Sort through the data and copy the lines holding the word "Kyle".

• Data excerpts
□ □ □ □ □ □ □
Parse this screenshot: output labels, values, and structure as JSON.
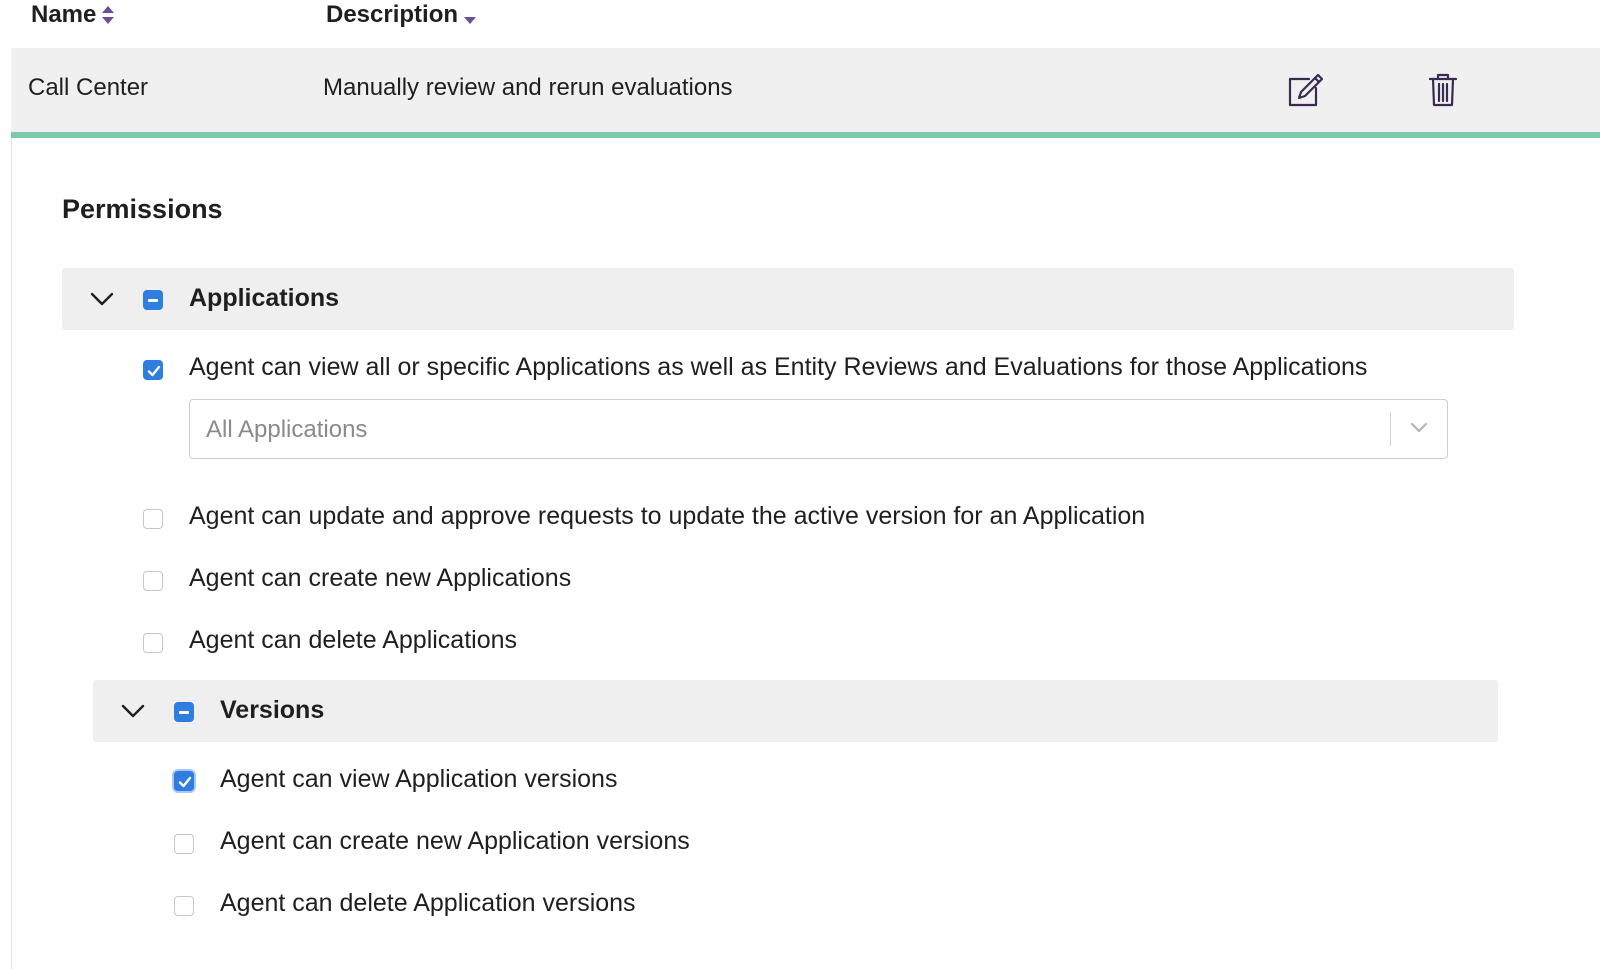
{
  "table": {
    "columns": {
      "name": "Name",
      "description": "Description"
    },
    "row": {
      "name": "Call Center",
      "description": "Manually review and rerun evaluations",
      "actions": [
        "edit-icon",
        "trash-icon"
      ]
    }
  },
  "permissions": {
    "title": "Permissions",
    "applications": {
      "label": "Applications",
      "state": "mixed",
      "expanded": true,
      "items": [
        {
          "label": "Agent can view all or specific Applications as well as Entity Reviews and Evaluations for those Applications",
          "checked": true
        },
        {
          "label": "Agent can update and approve requests to update the active version for an Application",
          "checked": false
        },
        {
          "label": "Agent can create new Applications",
          "checked": false
        },
        {
          "label": "Agent can delete Applications",
          "checked": false
        }
      ],
      "scope_select": {
        "value": "All Applications"
      }
    },
    "versions": {
      "label": "Versions",
      "state": "mixed",
      "expanded": true,
      "items": [
        {
          "label": "Agent can view Application versions",
          "checked": true
        },
        {
          "label": "Agent can create new Application versions",
          "checked": false
        },
        {
          "label": "Agent can delete Application versions",
          "checked": false
        }
      ]
    }
  },
  "colors": {
    "accent": "#2f7de1",
    "row_border": "#7fc8ac",
    "sort_icon": "#6a4f97"
  }
}
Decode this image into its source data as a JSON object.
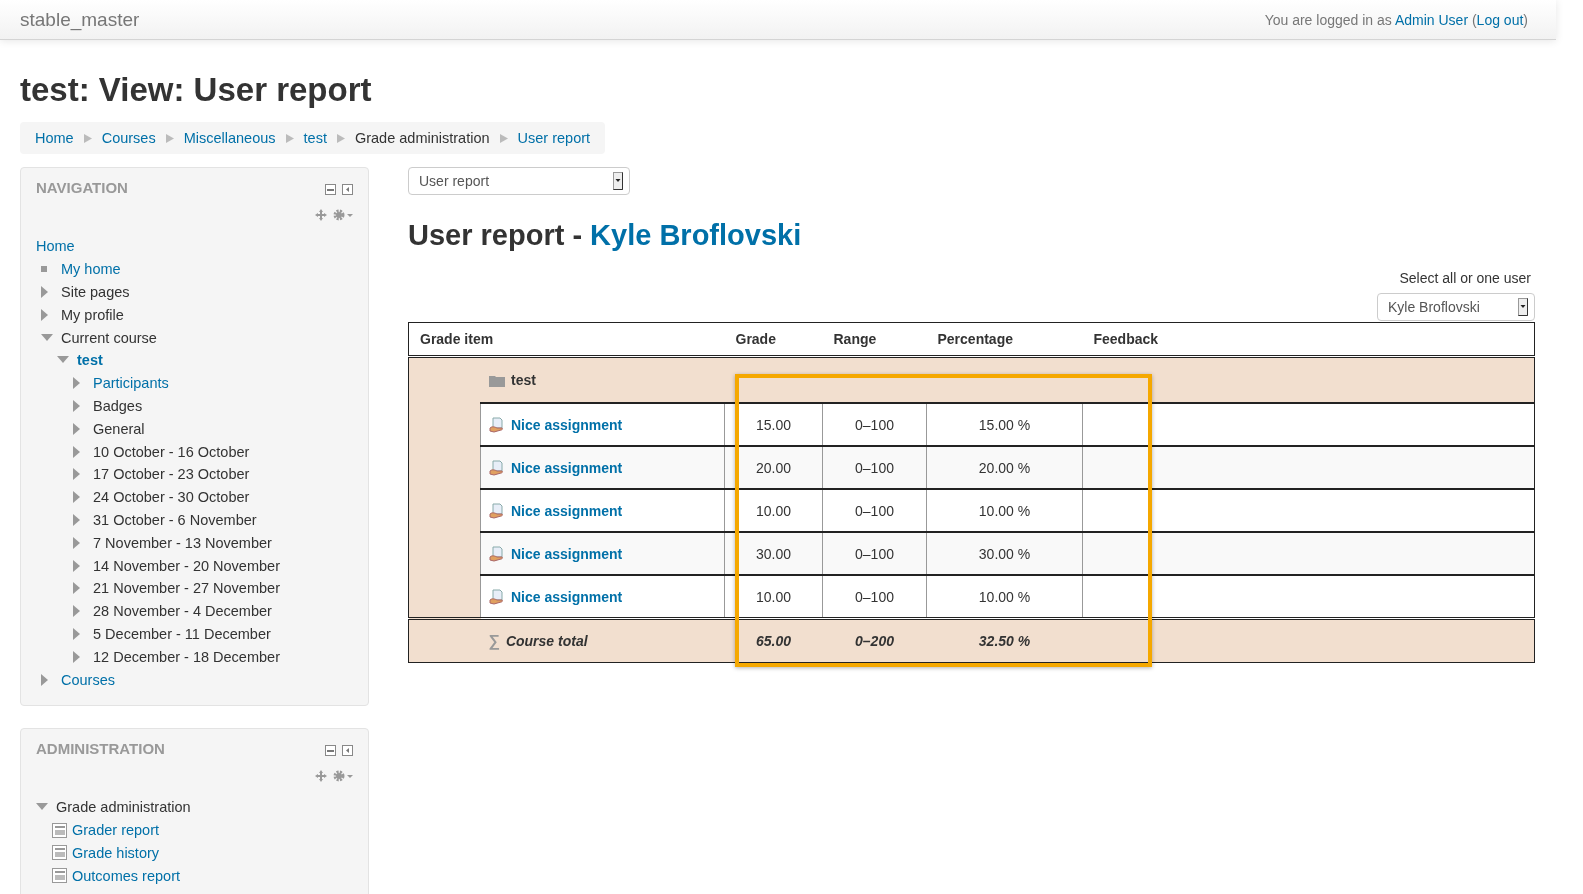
{
  "header": {
    "site_name": "stable_master",
    "login": [
      {
        "text": "You are logged in as ",
        "link": false
      },
      {
        "text": "Admin User",
        "link": true
      },
      {
        "text": " (",
        "link": false
      },
      {
        "text": "Log out",
        "link": true
      },
      {
        "text": ")",
        "link": false
      }
    ]
  },
  "page_title": "test: View: User report",
  "breadcrumb": [
    {
      "label": "Home",
      "link": true
    },
    {
      "label": "Courses",
      "link": true
    },
    {
      "label": "Miscellaneous",
      "link": true
    },
    {
      "label": "test",
      "link": true
    },
    {
      "label": "Grade administration",
      "link": false
    },
    {
      "label": "User report",
      "link": true
    }
  ],
  "blocks": [
    {
      "title": "NAVIGATION",
      "items": [
        {
          "label": "Home",
          "kind": "none",
          "link": true,
          "selected": false,
          "children": [
            {
              "label": "My home",
              "kind": "bullet",
              "link": true,
              "selected": false
            },
            {
              "label": "Site pages",
              "kind": "branch",
              "expanded": false,
              "link": false,
              "selected": false
            },
            {
              "label": "My profile",
              "kind": "branch",
              "expanded": false,
              "link": false,
              "selected": false
            },
            {
              "label": "Current course",
              "kind": "branch",
              "expanded": true,
              "link": false,
              "selected": false,
              "children": [
                {
                  "label": "test",
                  "kind": "branch",
                  "expanded": true,
                  "link": true,
                  "selected": true,
                  "children": [
                    {
                      "label": "Participants",
                      "kind": "branch",
                      "expanded": false,
                      "link": true,
                      "selected": false
                    },
                    {
                      "label": "Badges",
                      "kind": "branch",
                      "expanded": false,
                      "link": false,
                      "selected": false
                    },
                    {
                      "label": "General",
                      "kind": "branch",
                      "expanded": false,
                      "link": false,
                      "selected": false
                    },
                    {
                      "label": "10 October - 16 October",
                      "kind": "branch",
                      "expanded": false,
                      "link": false,
                      "selected": false
                    },
                    {
                      "label": "17 October - 23 October",
                      "kind": "branch",
                      "expanded": false,
                      "link": false,
                      "selected": false
                    },
                    {
                      "label": "24 October - 30 October",
                      "kind": "branch",
                      "expanded": false,
                      "link": false,
                      "selected": false
                    },
                    {
                      "label": "31 October - 6 November",
                      "kind": "branch",
                      "expanded": false,
                      "link": false,
                      "selected": false
                    },
                    {
                      "label": "7 November - 13 November",
                      "kind": "branch",
                      "expanded": false,
                      "link": false,
                      "selected": false
                    },
                    {
                      "label": "14 November - 20 November",
                      "kind": "branch",
                      "expanded": false,
                      "link": false,
                      "selected": false
                    },
                    {
                      "label": "21 November - 27 November",
                      "kind": "branch",
                      "expanded": false,
                      "link": false,
                      "selected": false
                    },
                    {
                      "label": "28 November - 4 December",
                      "kind": "branch",
                      "expanded": false,
                      "link": false,
                      "selected": false
                    },
                    {
                      "label": "5 December - 11 December",
                      "kind": "branch",
                      "expanded": false,
                      "link": false,
                      "selected": false
                    },
                    {
                      "label": "12 December - 18 December",
                      "kind": "branch",
                      "expanded": false,
                      "link": false,
                      "selected": false
                    }
                  ]
                }
              ]
            },
            {
              "label": "Courses",
              "kind": "branch",
              "expanded": false,
              "link": true,
              "selected": false
            }
          ]
        }
      ]
    },
    {
      "title": "ADMINISTRATION",
      "items": [
        {
          "label": "Grade administration",
          "kind": "branch",
          "expanded": true,
          "link": false,
          "selected": false,
          "children": [
            {
              "label": "Grader report",
              "kind": "report",
              "link": true,
              "selected": false
            },
            {
              "label": "Grade history",
              "kind": "report",
              "link": true,
              "selected": false
            },
            {
              "label": "Outcomes report",
              "kind": "report",
              "link": true,
              "selected": false
            }
          ]
        }
      ]
    }
  ],
  "report_select": {
    "value": "User report"
  },
  "report_heading": {
    "text": "User report - ",
    "user": "Kyle Broflovski"
  },
  "user_select": {
    "label": "Select all or one user",
    "value": "Kyle Broflovski"
  },
  "table": {
    "columns": [
      "Grade item",
      "Grade",
      "Range",
      "Percentage",
      "Feedback"
    ],
    "category": "test",
    "rows": [
      {
        "item": "Nice assignment",
        "grade": "15.00",
        "range": "0–100",
        "percentage": "15.00 %"
      },
      {
        "item": "Nice assignment",
        "grade": "20.00",
        "range": "0–100",
        "percentage": "20.00 %"
      },
      {
        "item": "Nice assignment",
        "grade": "10.00",
        "range": "0–100",
        "percentage": "10.00 %"
      },
      {
        "item": "Nice assignment",
        "grade": "30.00",
        "range": "0–100",
        "percentage": "30.00 %"
      },
      {
        "item": "Nice assignment",
        "grade": "10.00",
        "range": "0–100",
        "percentage": "10.00 %"
      }
    ],
    "total": {
      "symbol": "∑",
      "label": "Course total",
      "grade": "65.00",
      "range": "0–200",
      "percentage": "32.50 %"
    }
  },
  "highlight": {
    "color": "#f5a800"
  }
}
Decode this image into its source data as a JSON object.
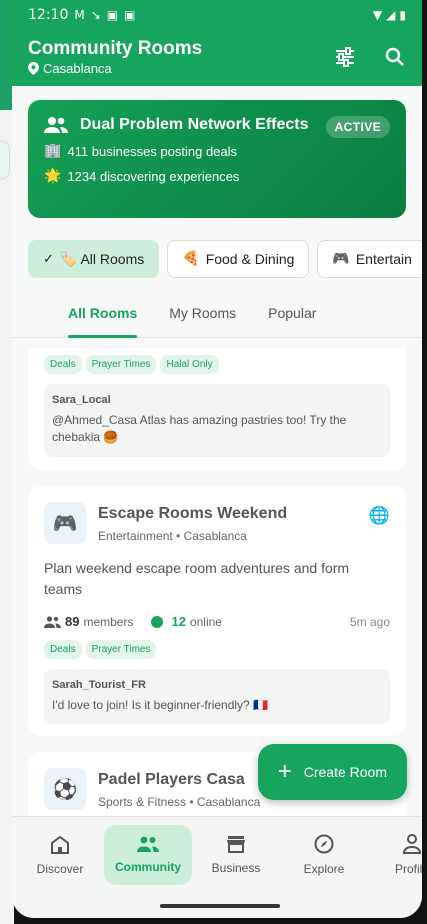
{
  "statusbar": {
    "time": "12:10"
  },
  "appbar": {
    "title": "Community Rooms",
    "location": "Casablanca"
  },
  "hero": {
    "title": "Dual Problem Network Effects",
    "badge": "ACTIVE",
    "stat1": "411 businesses posting deals",
    "stat2": "1234 discovering experiences"
  },
  "filters": [
    {
      "label": "🏷️ All Rooms",
      "selected": true
    },
    {
      "label": "Food & Dining",
      "emoji": "🍕"
    },
    {
      "label": "Entertain",
      "emoji": "🎮"
    }
  ],
  "tabs": [
    "All Rooms",
    "My Rooms",
    "Popular"
  ],
  "card1": {
    "tags": [
      "Deals",
      "Prayer Times",
      "Halal Only"
    ],
    "comment_user": "Sara_Local",
    "comment_text": "@Ahmed_Casa Atlas has amazing pastries too! Try the chebakia 🥮"
  },
  "card2": {
    "name": "Escape Rooms Weekend",
    "subtitle": "Entertainment • Casablanca",
    "description": "Plan weekend escape room adventures and form teams",
    "members_count": "89",
    "members_label": "members",
    "online_count": "12",
    "online_label": "online",
    "time_ago": "5m ago",
    "tags": [
      "Deals",
      "Prayer Times"
    ],
    "comment_user": "Sarah_Tourist_FR",
    "comment_text": "I'd love to join! Is it beginner-friendly? 🇫🇷"
  },
  "card3": {
    "name": "Padel Players Casa",
    "subtitle": "Sports & Fitness • Casablanca"
  },
  "fab": {
    "label": "Create Room"
  },
  "nav": [
    "Discover",
    "Community",
    "Business",
    "Explore",
    "Profile"
  ]
}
□ □ □ □ □ □ □
• SOLUTION TO THE PROBLEM
    "user": "Kyle Broflovski"
    "value": "Kyle Broflovski"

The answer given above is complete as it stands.